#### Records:
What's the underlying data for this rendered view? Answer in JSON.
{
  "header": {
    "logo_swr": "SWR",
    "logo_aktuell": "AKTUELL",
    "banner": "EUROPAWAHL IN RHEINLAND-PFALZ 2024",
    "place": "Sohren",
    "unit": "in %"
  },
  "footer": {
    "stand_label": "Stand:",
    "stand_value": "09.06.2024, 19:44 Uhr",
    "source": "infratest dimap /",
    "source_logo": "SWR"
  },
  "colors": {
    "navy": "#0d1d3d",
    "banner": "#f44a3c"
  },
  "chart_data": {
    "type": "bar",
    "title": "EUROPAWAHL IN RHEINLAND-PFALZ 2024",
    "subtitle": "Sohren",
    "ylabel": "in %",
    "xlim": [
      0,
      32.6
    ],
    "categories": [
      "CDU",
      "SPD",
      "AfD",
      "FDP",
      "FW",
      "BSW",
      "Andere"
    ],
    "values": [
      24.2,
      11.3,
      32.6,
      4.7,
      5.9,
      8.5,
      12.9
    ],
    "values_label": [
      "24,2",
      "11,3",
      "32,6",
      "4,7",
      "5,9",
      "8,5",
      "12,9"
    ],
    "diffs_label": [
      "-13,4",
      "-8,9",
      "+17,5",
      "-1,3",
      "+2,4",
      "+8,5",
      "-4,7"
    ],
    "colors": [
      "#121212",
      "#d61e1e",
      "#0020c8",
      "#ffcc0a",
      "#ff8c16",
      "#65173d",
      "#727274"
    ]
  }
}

#### Your task:
Give all the records again. Match them exactly.

#### Result of the exercise:
What's the underlying data for this rendered view? Answer in JSON.
{
  "header": {
    "logo_swr": "SWR",
    "logo_aktuell": "AKTUELL",
    "banner": "EUROPAWAHL IN RHEINLAND-PFALZ 2024",
    "place": "Sohren",
    "unit": "in %"
  },
  "footer": {
    "stand_label": "Stand:",
    "stand_value": "09.06.2024, 19:44 Uhr",
    "source": "infratest dimap /",
    "source_logo": "SWR"
  },
  "colors": {
    "navy": "#0d1d3d",
    "banner": "#f44a3c"
  },
  "chart_data": {
    "type": "bar",
    "title": "EUROPAWAHL IN RHEINLAND-PFALZ 2024",
    "subtitle": "Sohren",
    "ylabel": "in %",
    "xlim": [
      0,
      32.6
    ],
    "categories": [
      "CDU",
      "SPD",
      "AfD",
      "FDP",
      "FW",
      "BSW",
      "Andere"
    ],
    "values": [
      24.2,
      11.3,
      32.6,
      4.7,
      5.9,
      8.5,
      12.9
    ],
    "values_label": [
      "24,2",
      "11,3",
      "32,6",
      "4,7",
      "5,9",
      "8,5",
      "12,9"
    ],
    "diffs_label": [
      "-13,4",
      "-8,9",
      "+17,5",
      "-1,3",
      "+2,4",
      "+8,5",
      "-4,7"
    ],
    "colors": [
      "#121212",
      "#d61e1e",
      "#0020c8",
      "#ffcc0a",
      "#ff8c16",
      "#65173d",
      "#727274"
    ]
  }
}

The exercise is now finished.